Instructions to follow: Determine how many lines of the data below contain "gyda", then give only that number.

======== Given data ========

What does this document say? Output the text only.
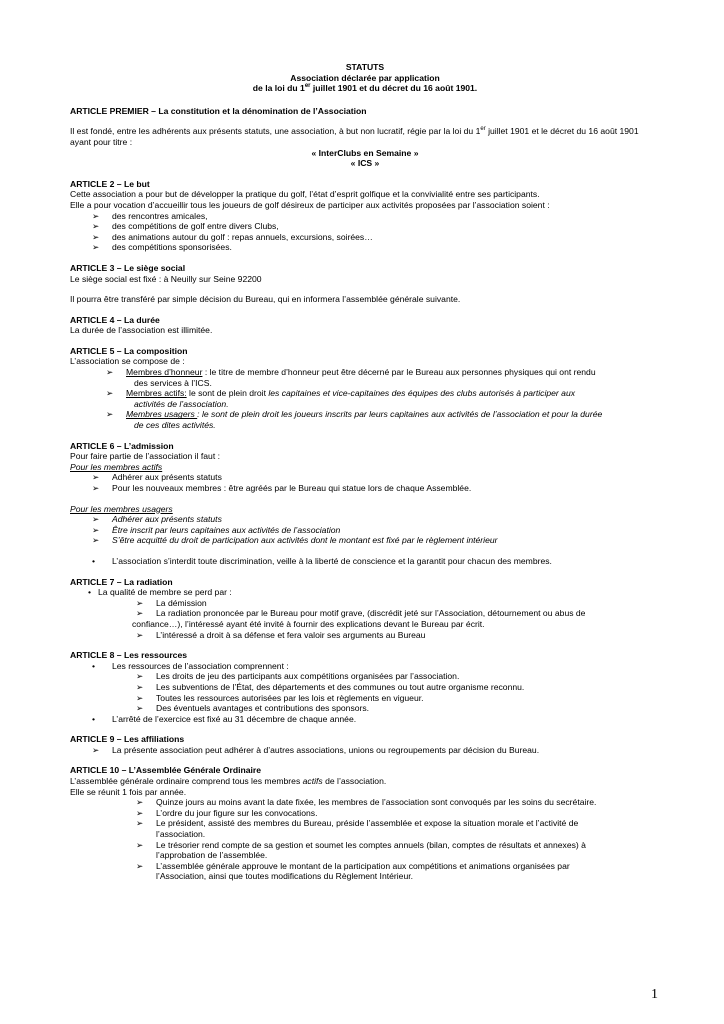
STATUTS
Association déclarée par application
de la loi du 1er juillet 1901 et du décret du 16 août 1901.
ARTICLE PREMIER – La constitution et la dénomination de l’Association
Il est fondé, entre les adhérents aux présents statuts, une association, à but non lucratif, régie par la loi du 1er juillet 1901 et le décret du 16 août 1901 ayant pour titre :
« InterClubs en Semaine »
« ICS »
ARTICLE 2 – Le but
Cette association a pour but de développer la pratique du golf, l’état d’esprit golfique et la convivialité entre ses participants.
Elle a pour vocation d’accueillir tous les joueurs de golf désireux de participer aux activités proposées par l’association soient :
➢	des rencontres amicales,
➢	des compétitions de golf entre divers Clubs,
➢	des animations autour du golf : repas annuels, excursions, soirées…
➢	des compétitions sponsorisées.
ARTICLE 3 – Le siège social
Le siège social est fixé : à Neuilly sur Seine 92200
Il pourra être transféré par simple décision du Bureau, qui en informera l’assemblée générale suivante.
ARTICLE 4 – La durée
La durée de l’association est illimitée.
ARTICLE 5 – La composition
L’association se compose de :
➢	Membres d’honneur : le titre de membre d’honneur peut être décerné par le Bureau aux personnes physiques qui ont rendu
des services à l’ICS.
➢	Membres actifs: le sont de plein droit les capitaines et vice-capitaines des équipes des clubs autorisés à participer aux
activités de l’association.
➢	Membres usagers : le sont de plein droit les joueurs inscrits par leurs capitaines aux activités de l’association et pour la durée
de ces dites activités.
ARTICLE 6 – L’admission
Pour faire partie de l’association il faut :
Pour les membres actifs
➢	Adhérer aux présents statuts
➢	Pour les nouveaux membres : être agréés par le Bureau qui statue lors de chaque Assemblée.
Pour les membres usagers
➢	Adhérer aux présents statuts
➢	Être inscrit par leurs capitaines aux activités de l’association
➢	S’être acquitté du droit de participation aux activités dont le montant est fixé par le règlement intérieur
•	L’association s’interdit toute discrimination, veille à la liberté de conscience et la garantit pour chacun des membres.
ARTICLE 7 – La radiation
• La qualité de membre se perd par :
➢	La démission
➢	La radiation prononcée par le Bureau pour motif grave, (discrédit jeté sur l’Association, détournement ou abus de
confiance…), l’intéressé ayant été invité à fournir des explications devant le Bureau par écrit.
➢	L’intéressé a droit à sa défense et fera valoir ses arguments au Bureau
ARTICLE 8 – Les ressources
•	Les ressources de l’association comprennent :
➢	Les droits de jeu des participants aux compétitions organisées par l’association.
➢	Les subventions de l’État, des départements et des communes ou tout autre organisme reconnu.
➢	Toutes les ressources autorisées par les lois et règlements en vigueur.
➢	Des éventuels avantages et contributions des sponsors.
•	L’arrêté de l’exercice est fixé au 31 décembre de chaque année.
ARTICLE 9 – Les affiliations
➢	La présente association peut adhérer à d’autres associations, unions ou regroupements par décision du Bureau.
ARTICLE 10 – L’Assemblée Générale Ordinaire
L’assemblée générale ordinaire comprend tous les membres actifs de l’association.
Elle se réunit 1 fois par année.
➢	Quinze jours au moins avant la date fixée, les membres de l’association sont convoqués par les soins du secrétaire.
➢	L’ordre du jour figure sur les convocations.
➢	Le président, assisté des membres du Bureau, préside l’assemblée et expose la situation morale et l’activité de
l’association.
➢	Le trésorier rend compte de sa gestion et soumet les comptes annuels (bilan, comptes de résultats et annexes) à
l’approbation de l’assemblée.
➢	L’assemblée générale approuve le montant de la participation aux compétitions et animations organisées par
l’Association, ainsi que toutes modifications du Règlement Intérieur.
1
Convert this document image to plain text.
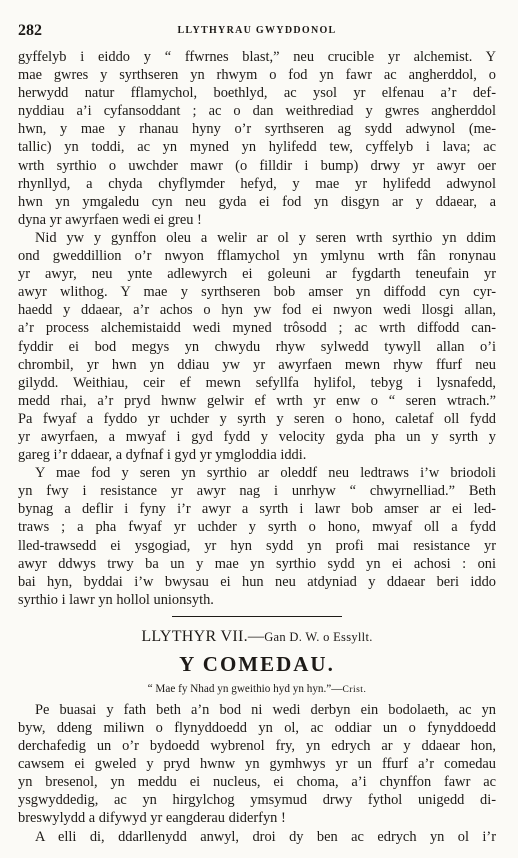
282	LLYTHYRAU GWYDDONOL
gyffelyb i eiddo y “ ffwrnes blast,” neu crucible yr alchemist. Y
mae gwres y syrthseren yn rhwym o fod yn fawr ac angherddol, o
herwydd natur fflamychol, boethlyd, ac ysol yr elfenau a’r def-
nyddiau a’i cyfansoddant ; ac o dan weithrediad y gwres angherddol
hwn, y mae y rhanau hyny o’r syrthseren ag sydd adwynol (me-
tallic) yn toddi, ac yn myned yn hylifedd tew, cyffelyb i lava; ac
wrth syrthio o uwchder mawr (o filldir i bump) drwy yr awyr oer
rhynllyd, a chyda chyflymder hefyd, y mae yr hylifedd adwynol
hwn yn ymgaledu cyn neu gyda ei fod yn disgyn ar y ddaear, a
dyna yr awyrfaen wedi ei greu !
Nid yw y gynffon oleu a welir ar ol y seren wrth syrthio yn ddim
ond gweddillion o’r nwyon fflamychol yn ymlynu wrth fân ronynau
yr awyr, neu ynte adlewyrch ei goleuni ar fygdarth teneufain yr
awyr wlithog. Y mae y syrthseren bob amser yn diffodd cyn cyr-
haedd y ddaear, a’r achos o hyn yw fod ei nwyon wedi llosgi allan,
a’r process alchemistaidd wedi myned trôsodd ; ac wrth diffodd can-
fyddir ei bod megys yn chwydu rhyw sylwedd tywyll allan o’i
chrombil, yr hwn yn ddiau yw yr awyrfaen mewn rhyw ffurf neu
gilydd. Weithiau, ceir ef mewn sefyllfa hylifol, tebyg i lysnafedd,
medd rhai, a’r pryd hwnw gelwir ef wrth yr enw o “ seren wtrach.”
Pa fwyaf a fyddo yr uchder y syrth y seren o hono, caletaf oll fydd
yr awyrfaen, a mwyaf i gyd fydd y velocity gyda pha un y syrth y
gareg i’r ddaear, a dyfnaf i gyd yr ymgloddia iddi.
Y mae fod y seren yn syrthio ar oleddf neu ledtraws i’w briodoli
yn fwy i resistance yr awyr nag i unrhyw “ chwyrnelliad.” Beth
bynag a deflir i fyny i’r awyr a syrth i lawr bob amser ar ei led-
traws ; a pha fwyaf yr uchder y syrth o hono, mwyaf oll a fydd
lled-trawsedd ei ysgogiad, yr hyn sydd yn profi mai resistance yr
awyr ddwys trwy ba un y mae yn syrthio sydd yn ei achosi : oni
bai hyn, byddai i’w bwysau ei hun neu atdyniad y ddaear beri iddo
syrthio i lawr yn hollol unionsyth.
LLYTHYR VII.—Gan D. W. o Essyllt.
Y COMEDAU.
“ Mae fy Nhad yn gweithio hyd yn hyn.”—Crist.
Pe buasai y fath beth a’n bod ni wedi derbyn ein bodolaeth, ac yn
byw, ddeng miliwn o flynyddoedd yn ol, ac oddiar un o fynyddoedd
derchafedig un o’r bydoedd wybrenol fry, yn edrych ar y ddaear hon,
cawsem ei gweled y pryd hwnw yn gymhwys yr un ffurf a’r comedau
yn bresenol, yn meddu ei nucleus, ei choma, a’i chynffon fawr ac
ysgwyddedig, ac yn hirgylchog ymsymud drwy fythol unigedd di-
breswylydd a difywyd yr eangderau diderfyn !
A elli di, ddarllenydd anwyl, droi dy ben ac edrych yn ol i’r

========

Right answer: 2